Items:
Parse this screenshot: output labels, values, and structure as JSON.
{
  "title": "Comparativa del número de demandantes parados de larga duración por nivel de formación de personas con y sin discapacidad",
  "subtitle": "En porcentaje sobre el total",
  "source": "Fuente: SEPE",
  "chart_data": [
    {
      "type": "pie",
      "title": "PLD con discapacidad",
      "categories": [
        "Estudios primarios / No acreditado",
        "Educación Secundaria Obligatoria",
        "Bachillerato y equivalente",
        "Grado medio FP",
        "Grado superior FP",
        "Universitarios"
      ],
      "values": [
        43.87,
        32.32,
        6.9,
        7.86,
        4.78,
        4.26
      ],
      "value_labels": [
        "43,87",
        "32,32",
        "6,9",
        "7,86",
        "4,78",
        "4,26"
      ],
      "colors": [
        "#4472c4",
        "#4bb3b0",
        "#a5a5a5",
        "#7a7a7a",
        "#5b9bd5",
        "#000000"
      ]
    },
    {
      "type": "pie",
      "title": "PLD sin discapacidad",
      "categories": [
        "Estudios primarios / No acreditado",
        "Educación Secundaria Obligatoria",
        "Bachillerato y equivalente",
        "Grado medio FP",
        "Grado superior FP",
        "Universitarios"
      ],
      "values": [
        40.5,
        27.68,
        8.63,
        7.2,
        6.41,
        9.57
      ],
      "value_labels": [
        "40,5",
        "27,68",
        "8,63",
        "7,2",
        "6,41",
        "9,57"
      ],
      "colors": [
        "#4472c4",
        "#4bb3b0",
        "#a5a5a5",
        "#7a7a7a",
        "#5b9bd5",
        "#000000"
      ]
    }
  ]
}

Task prompt: Examine the records and pull out every line where the string "discapacidad" occurs.

Written reply:
  "title": "Comparativa del número de demandantes parados de larga duración por nivel de formación de personas con y sin discapacidad",
      "title": "PLD con discapacidad",
      "title": "PLD sin discapacidad",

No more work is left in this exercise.